## Begin Exercise material
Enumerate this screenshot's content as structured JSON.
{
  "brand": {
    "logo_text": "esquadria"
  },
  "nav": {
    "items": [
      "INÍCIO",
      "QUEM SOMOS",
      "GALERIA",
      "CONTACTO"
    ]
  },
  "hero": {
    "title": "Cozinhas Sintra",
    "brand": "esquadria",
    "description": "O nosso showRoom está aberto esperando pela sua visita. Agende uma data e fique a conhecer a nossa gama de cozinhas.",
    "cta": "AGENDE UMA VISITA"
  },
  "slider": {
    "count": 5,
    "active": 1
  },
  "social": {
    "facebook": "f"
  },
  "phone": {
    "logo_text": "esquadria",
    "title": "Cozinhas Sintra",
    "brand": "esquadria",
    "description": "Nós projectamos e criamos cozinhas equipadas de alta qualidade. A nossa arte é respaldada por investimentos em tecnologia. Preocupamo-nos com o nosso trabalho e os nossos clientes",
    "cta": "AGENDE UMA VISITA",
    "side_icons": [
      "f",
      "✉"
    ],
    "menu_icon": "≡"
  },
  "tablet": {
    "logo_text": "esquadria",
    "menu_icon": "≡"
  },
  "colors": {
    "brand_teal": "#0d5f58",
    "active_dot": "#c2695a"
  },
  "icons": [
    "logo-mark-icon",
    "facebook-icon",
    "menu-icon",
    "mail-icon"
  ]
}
## End Exercise material
- [Work to do]: Quote the data in full, keeping each word unchanged.

- [Solution below]:
Enumerate this screenshot's content as structured JSON.
{
  "brand": {
    "logo_text": "esquadria"
  },
  "nav": {
    "items": [
      "INÍCIO",
      "QUEM SOMOS",
      "GALERIA",
      "CONTACTO"
    ]
  },
  "hero": {
    "title": "Cozinhas Sintra",
    "brand": "esquadria",
    "description": "O nosso showRoom está aberto esperando pela sua visita. Agende uma data e fique a conhecer a nossa gama de cozinhas.",
    "cta": "AGENDE UMA VISITA"
  },
  "slider": {
    "count": 5,
    "active": 1
  },
  "social": {
    "facebook": "f"
  },
  "phone": {
    "logo_text": "esquadria",
    "title": "Cozinhas Sintra",
    "brand": "esquadria",
    "description": "Nós projectamos e criamos cozinhas equipadas de alta qualidade. A nossa arte é respaldada por investimentos em tecnologia. Preocupamo-nos com o nosso trabalho e os nossos clientes",
    "cta": "AGENDE UMA VISITA",
    "side_icons": [
      "f",
      "✉"
    ],
    "menu_icon": "≡"
  },
  "tablet": {
    "logo_text": "esquadria",
    "menu_icon": "≡"
  },
  "colors": {
    "brand_teal": "#0d5f58",
    "active_dot": "#c2695a"
  },
  "icons": [
    "logo-mark-icon",
    "facebook-icon",
    "menu-icon",
    "mail-icon"
  ]
}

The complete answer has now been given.